(Dataset records)

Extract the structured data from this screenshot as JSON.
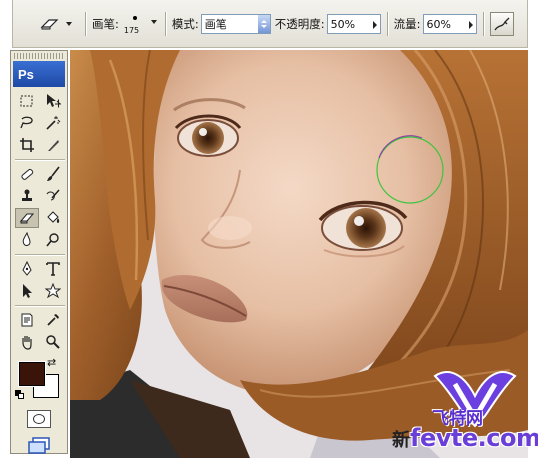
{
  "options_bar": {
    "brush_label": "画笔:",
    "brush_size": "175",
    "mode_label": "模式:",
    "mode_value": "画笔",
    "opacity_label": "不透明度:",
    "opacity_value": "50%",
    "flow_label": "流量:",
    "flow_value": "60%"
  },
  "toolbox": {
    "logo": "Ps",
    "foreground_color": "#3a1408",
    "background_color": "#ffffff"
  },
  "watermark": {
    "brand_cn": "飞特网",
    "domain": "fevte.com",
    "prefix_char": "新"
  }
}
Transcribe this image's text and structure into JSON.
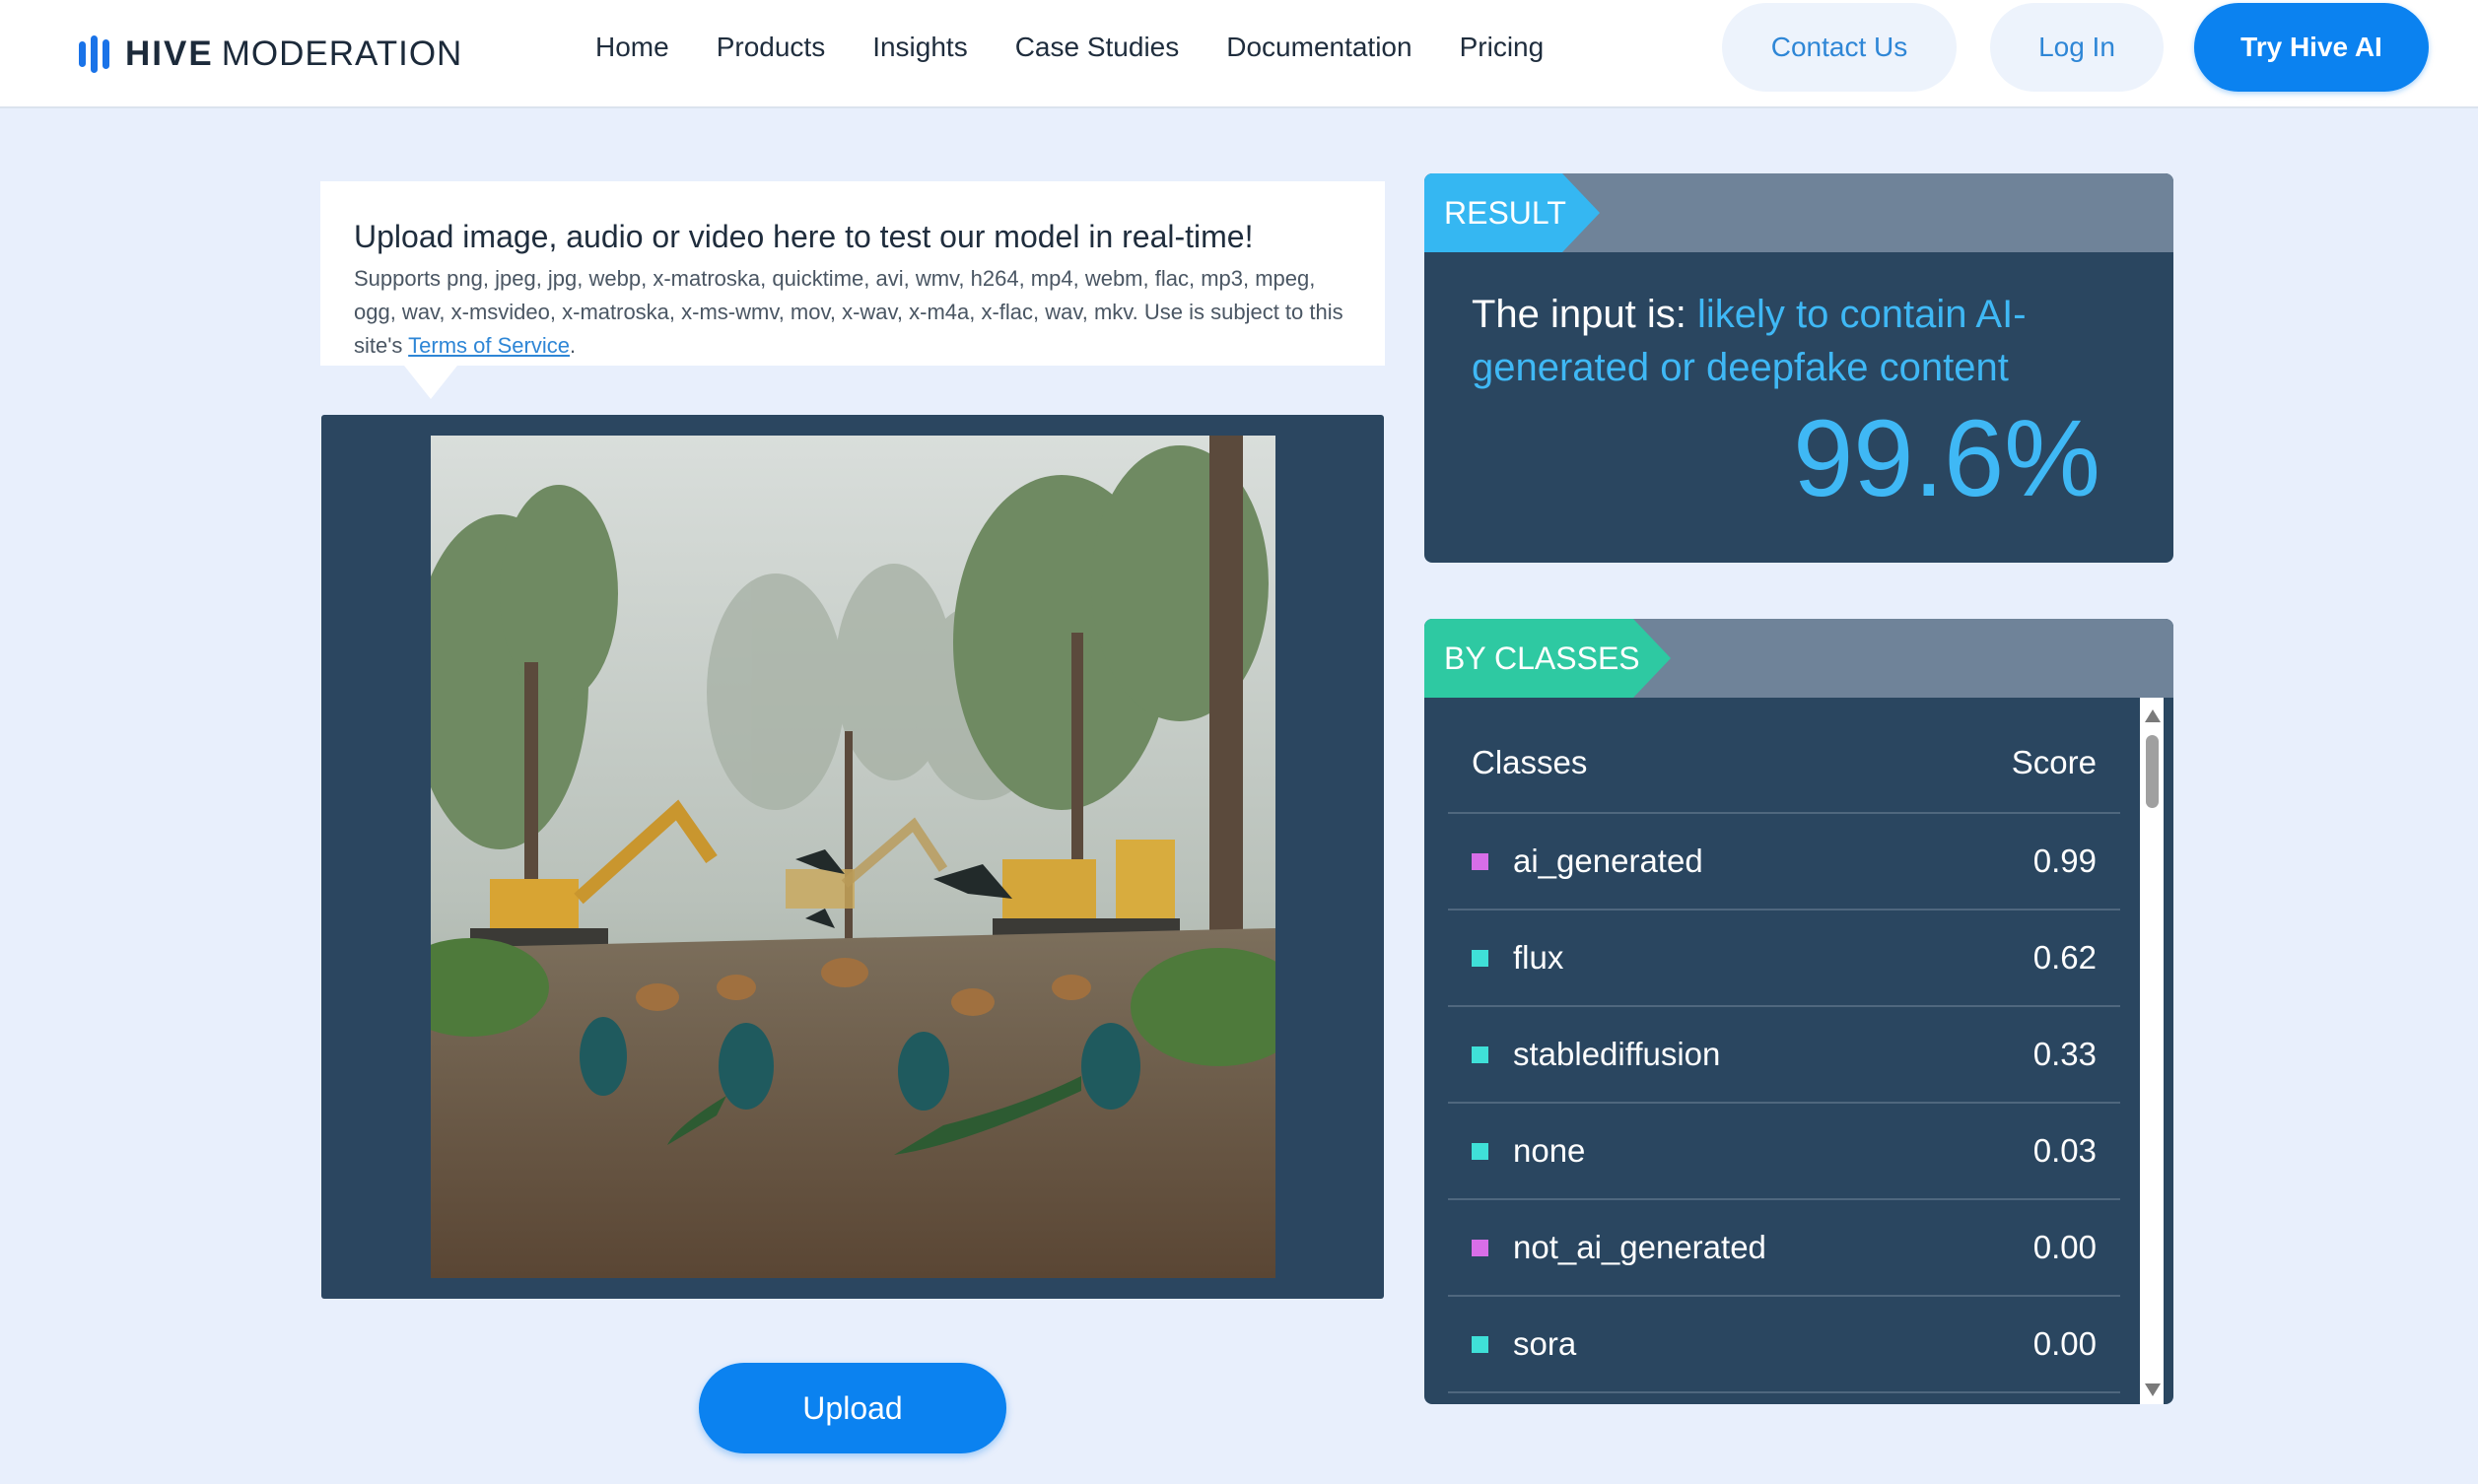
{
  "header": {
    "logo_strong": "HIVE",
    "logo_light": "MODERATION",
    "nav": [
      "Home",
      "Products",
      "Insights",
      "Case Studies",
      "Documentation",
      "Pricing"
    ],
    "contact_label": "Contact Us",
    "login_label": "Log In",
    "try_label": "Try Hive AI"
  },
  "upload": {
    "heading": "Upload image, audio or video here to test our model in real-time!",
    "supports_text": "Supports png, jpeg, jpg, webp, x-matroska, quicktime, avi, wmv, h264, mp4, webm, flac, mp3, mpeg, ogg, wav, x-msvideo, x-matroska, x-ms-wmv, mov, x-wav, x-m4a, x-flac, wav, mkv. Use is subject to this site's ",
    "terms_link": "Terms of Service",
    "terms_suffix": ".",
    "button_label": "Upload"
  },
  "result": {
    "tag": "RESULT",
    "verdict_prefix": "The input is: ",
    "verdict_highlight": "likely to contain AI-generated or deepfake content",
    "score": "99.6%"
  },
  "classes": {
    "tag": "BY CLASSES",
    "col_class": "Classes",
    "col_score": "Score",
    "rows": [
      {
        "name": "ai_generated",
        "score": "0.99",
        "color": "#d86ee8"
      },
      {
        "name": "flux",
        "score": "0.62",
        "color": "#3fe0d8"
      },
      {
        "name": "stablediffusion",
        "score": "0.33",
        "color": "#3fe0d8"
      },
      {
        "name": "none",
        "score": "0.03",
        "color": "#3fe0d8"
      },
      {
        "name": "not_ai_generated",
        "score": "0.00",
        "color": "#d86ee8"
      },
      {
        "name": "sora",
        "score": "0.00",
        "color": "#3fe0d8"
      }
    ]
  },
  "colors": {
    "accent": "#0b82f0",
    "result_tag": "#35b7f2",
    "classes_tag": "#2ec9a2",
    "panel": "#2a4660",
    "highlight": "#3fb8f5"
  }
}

= YOUR INSTRUCTIONS =
Without the pictures, repeat the listing above exactly.

= ANSWER IN FULL =
Extract the structured data from this screenshot as JSON.
{
  "options_bar": {
    "brush_label": "画笔:",
    "brush_size": "175",
    "mode_label": "模式:",
    "mode_value": "画笔",
    "opacity_label": "不透明度:",
    "opacity_value": "50%",
    "flow_label": "流量:",
    "flow_value": "60%"
  },
  "toolbox": {
    "logo": "Ps",
    "foreground_color": "#3a1408",
    "background_color": "#ffffff"
  },
  "watermark": {
    "brand_cn": "飞特网",
    "domain": "fevte.com",
    "prefix_char": "新"
  }
}
Transcribe this image's text and structure into JSON.
{
  "header": {
    "logo_strong": "HIVE",
    "logo_light": "MODERATION",
    "nav": [
      "Home",
      "Products",
      "Insights",
      "Case Studies",
      "Documentation",
      "Pricing"
    ],
    "contact_label": "Contact Us",
    "login_label": "Log In",
    "try_label": "Try Hive AI"
  },
  "upload": {
    "heading": "Upload image, audio or video here to test our model in real-time!",
    "supports_text": "Supports png, jpeg, jpg, webp, x-matroska, quicktime, avi, wmv, h264, mp4, webm, flac, mp3, mpeg, ogg, wav, x-msvideo, x-matroska, x-ms-wmv, mov, x-wav, x-m4a, x-flac, wav, mkv. Use is subject to this site's ",
    "terms_link": "Terms of Service",
    "terms_suffix": ".",
    "button_label": "Upload"
  },
  "result": {
    "tag": "RESULT",
    "verdict_prefix": "The input is: ",
    "verdict_highlight": "likely to contain AI-generated or deepfake content",
    "score": "99.6%"
  },
  "classes": {
    "tag": "BY CLASSES",
    "col_class": "Classes",
    "col_score": "Score",
    "rows": [
      {
        "name": "ai_generated",
        "score": "0.99",
        "color": "#d86ee8"
      },
      {
        "name": "flux",
        "score": "0.62",
        "color": "#3fe0d8"
      },
      {
        "name": "stablediffusion",
        "score": "0.33",
        "color": "#3fe0d8"
      },
      {
        "name": "none",
        "score": "0.03",
        "color": "#3fe0d8"
      },
      {
        "name": "not_ai_generated",
        "score": "0.00",
        "color": "#d86ee8"
      },
      {
        "name": "sora",
        "score": "0.00",
        "color": "#3fe0d8"
      }
    ]
  },
  "colors": {
    "accent": "#0b82f0",
    "result_tag": "#35b7f2",
    "classes_tag": "#2ec9a2",
    "panel": "#2a4660",
    "highlight": "#3fb8f5"
  }
}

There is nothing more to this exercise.